Problem to solve: Look through the lines below and extract any with the word "Time".

Entries shown:
[start]

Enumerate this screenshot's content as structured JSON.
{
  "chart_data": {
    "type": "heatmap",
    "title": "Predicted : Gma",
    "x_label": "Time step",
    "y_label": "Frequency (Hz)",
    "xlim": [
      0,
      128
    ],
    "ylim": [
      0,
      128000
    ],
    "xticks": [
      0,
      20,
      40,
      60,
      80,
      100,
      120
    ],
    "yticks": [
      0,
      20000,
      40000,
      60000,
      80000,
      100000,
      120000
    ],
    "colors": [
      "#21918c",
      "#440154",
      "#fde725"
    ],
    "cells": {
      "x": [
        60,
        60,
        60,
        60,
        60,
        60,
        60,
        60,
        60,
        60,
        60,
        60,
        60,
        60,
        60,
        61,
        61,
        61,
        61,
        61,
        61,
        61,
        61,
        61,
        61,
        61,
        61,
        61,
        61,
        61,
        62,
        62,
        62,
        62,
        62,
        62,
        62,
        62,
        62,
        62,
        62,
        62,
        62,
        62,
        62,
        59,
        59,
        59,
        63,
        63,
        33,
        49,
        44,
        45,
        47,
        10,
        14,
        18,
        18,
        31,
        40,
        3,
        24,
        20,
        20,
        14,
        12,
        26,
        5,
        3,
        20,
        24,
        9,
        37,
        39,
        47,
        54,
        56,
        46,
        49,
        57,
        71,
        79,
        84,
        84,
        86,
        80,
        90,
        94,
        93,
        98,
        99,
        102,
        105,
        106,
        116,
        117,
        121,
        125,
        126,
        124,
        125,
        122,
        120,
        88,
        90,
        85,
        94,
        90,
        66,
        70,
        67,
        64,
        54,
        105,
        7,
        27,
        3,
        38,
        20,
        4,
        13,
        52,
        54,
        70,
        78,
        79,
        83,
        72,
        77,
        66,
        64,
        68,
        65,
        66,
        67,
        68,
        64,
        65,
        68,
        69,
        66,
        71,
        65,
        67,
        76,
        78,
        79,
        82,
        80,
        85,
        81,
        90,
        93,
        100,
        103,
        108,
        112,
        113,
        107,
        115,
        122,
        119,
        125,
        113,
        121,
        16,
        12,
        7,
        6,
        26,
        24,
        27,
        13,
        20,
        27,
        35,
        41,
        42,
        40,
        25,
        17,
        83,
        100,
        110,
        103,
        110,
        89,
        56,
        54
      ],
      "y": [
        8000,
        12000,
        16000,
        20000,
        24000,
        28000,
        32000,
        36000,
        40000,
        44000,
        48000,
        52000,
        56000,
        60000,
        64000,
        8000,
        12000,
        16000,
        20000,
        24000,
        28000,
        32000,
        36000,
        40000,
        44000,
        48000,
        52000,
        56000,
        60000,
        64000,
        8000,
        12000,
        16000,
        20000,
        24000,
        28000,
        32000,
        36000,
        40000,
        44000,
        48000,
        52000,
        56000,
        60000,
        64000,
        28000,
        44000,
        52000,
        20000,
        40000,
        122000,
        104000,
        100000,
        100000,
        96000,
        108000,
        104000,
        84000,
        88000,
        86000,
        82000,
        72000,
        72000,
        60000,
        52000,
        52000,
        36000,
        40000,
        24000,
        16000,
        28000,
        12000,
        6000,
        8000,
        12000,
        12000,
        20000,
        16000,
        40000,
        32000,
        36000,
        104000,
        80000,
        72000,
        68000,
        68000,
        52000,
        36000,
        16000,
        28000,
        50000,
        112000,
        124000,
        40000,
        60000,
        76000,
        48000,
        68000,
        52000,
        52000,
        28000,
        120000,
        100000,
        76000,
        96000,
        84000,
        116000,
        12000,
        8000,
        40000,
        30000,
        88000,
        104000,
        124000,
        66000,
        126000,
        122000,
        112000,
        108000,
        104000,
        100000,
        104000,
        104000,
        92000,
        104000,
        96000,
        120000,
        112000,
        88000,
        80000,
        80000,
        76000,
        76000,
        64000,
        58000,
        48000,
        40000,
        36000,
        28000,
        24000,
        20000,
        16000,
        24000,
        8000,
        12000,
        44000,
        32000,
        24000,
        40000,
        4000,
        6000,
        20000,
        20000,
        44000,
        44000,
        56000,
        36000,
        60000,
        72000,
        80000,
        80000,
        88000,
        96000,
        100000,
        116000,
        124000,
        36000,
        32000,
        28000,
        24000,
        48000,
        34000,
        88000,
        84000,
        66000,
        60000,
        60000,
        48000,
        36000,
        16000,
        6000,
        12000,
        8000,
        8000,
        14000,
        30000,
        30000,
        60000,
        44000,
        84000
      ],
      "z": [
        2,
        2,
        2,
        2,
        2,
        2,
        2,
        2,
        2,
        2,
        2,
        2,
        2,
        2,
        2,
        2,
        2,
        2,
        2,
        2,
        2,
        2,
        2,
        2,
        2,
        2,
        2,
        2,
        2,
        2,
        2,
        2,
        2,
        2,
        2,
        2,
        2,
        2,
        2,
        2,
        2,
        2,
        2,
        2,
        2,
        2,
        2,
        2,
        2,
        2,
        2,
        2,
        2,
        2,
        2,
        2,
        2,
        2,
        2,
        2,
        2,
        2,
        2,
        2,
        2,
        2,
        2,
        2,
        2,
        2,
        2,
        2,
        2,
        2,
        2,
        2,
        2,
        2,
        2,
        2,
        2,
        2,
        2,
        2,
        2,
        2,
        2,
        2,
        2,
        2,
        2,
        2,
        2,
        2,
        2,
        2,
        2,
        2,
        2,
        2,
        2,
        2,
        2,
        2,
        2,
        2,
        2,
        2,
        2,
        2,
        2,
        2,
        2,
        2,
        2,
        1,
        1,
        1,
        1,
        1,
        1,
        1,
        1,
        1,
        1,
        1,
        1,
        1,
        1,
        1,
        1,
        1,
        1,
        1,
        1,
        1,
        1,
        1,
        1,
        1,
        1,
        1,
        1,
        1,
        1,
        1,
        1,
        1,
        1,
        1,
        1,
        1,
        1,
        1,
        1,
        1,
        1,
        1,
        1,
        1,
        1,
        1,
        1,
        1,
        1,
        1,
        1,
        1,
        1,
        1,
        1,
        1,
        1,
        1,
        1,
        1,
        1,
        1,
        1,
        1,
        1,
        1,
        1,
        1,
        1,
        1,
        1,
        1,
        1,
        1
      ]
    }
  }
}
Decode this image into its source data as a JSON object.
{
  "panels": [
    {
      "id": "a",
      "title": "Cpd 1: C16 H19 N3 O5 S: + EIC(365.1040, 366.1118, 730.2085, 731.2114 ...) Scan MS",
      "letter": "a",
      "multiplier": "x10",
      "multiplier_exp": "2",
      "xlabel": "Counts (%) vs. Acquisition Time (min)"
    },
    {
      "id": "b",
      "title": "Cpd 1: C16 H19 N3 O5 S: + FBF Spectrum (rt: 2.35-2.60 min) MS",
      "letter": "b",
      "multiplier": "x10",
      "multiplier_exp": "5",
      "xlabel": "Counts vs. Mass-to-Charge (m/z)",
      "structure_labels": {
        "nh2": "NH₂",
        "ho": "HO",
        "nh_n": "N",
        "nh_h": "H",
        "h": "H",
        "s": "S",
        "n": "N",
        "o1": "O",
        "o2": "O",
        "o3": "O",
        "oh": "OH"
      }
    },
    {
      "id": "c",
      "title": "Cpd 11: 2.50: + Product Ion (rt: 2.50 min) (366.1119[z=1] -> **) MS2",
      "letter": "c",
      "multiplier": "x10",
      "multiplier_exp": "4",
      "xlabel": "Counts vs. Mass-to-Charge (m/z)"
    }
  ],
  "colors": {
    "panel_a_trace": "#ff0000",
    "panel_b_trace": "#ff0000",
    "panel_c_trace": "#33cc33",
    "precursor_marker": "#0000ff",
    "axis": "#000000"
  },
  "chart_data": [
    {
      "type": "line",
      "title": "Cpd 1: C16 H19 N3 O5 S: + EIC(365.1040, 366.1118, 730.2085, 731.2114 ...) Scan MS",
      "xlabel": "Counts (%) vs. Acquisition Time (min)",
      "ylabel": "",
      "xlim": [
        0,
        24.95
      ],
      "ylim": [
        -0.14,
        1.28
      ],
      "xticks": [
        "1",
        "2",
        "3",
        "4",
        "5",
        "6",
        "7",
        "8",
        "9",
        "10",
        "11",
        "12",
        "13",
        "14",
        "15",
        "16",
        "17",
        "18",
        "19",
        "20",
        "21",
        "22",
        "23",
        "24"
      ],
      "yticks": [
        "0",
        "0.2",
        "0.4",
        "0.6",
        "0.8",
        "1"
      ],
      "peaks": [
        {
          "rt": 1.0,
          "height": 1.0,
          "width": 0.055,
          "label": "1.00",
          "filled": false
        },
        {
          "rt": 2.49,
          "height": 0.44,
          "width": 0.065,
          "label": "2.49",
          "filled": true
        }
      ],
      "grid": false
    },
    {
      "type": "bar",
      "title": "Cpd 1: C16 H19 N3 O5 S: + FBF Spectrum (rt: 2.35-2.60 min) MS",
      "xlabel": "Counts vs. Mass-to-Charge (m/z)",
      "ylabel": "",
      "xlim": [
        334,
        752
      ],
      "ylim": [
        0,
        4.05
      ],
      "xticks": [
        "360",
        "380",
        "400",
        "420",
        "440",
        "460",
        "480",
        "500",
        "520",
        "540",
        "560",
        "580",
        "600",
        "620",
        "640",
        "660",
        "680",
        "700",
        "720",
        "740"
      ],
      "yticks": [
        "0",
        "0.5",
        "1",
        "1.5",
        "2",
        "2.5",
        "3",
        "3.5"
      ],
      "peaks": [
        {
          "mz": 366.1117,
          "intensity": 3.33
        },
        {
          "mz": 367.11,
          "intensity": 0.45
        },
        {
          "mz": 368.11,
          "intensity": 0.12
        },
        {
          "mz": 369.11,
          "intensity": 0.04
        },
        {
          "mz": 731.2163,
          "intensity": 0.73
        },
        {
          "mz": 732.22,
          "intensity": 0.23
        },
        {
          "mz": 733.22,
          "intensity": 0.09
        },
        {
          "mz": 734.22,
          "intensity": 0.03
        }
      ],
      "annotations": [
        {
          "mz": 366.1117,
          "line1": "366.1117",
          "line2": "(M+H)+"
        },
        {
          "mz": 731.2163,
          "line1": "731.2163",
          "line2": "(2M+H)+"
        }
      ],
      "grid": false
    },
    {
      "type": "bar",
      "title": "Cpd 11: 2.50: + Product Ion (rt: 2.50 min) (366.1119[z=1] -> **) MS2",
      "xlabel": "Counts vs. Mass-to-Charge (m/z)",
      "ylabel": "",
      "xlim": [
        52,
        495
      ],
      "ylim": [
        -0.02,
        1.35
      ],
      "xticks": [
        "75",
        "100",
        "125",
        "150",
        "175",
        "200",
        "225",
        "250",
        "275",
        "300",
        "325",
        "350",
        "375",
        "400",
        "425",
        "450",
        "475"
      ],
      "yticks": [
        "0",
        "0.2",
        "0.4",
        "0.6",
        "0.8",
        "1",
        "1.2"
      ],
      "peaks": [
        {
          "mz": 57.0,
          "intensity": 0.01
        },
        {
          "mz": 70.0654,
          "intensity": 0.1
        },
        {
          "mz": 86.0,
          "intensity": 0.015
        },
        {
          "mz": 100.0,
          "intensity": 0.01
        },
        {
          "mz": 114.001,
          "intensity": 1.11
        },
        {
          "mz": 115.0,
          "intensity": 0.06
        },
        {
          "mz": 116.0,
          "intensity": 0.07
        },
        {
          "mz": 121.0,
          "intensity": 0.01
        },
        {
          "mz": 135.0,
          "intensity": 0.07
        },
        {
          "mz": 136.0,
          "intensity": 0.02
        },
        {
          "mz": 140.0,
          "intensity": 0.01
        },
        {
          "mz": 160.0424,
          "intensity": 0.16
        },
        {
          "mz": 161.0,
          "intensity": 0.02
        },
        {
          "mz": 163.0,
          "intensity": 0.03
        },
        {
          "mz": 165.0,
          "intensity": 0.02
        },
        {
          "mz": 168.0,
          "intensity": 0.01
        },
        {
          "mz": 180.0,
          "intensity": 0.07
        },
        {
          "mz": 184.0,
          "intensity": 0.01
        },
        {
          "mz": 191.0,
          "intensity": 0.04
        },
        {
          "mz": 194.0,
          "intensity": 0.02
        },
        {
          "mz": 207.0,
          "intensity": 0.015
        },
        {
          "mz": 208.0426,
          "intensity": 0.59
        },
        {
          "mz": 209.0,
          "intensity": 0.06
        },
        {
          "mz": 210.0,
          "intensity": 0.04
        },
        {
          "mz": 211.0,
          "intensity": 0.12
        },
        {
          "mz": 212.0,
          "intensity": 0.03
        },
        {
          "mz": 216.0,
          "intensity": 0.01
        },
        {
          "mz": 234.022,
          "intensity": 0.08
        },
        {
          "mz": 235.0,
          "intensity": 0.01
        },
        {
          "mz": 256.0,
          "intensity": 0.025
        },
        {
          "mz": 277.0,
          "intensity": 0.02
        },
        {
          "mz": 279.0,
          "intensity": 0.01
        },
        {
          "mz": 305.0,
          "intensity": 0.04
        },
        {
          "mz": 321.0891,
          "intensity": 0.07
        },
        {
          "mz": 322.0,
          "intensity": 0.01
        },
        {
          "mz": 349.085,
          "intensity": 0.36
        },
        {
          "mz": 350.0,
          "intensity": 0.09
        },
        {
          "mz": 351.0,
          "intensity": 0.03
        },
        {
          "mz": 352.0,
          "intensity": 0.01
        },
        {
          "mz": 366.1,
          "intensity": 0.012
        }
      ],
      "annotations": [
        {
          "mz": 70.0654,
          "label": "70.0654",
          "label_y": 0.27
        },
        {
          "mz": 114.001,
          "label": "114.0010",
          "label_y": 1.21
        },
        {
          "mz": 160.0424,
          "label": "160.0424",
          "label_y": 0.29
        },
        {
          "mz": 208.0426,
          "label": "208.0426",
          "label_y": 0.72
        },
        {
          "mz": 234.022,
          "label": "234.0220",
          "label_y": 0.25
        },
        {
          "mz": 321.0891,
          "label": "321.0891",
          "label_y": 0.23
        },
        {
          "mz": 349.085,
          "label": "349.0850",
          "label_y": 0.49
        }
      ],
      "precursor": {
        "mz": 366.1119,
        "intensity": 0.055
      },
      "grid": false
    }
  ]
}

[end]

Written response:
    "x_label": "Time step",
      "xlabel": "Counts (%) vs. Acquisition Time (min)"
      "xlabel": "Counts (%) vs. Acquisition Time (min)",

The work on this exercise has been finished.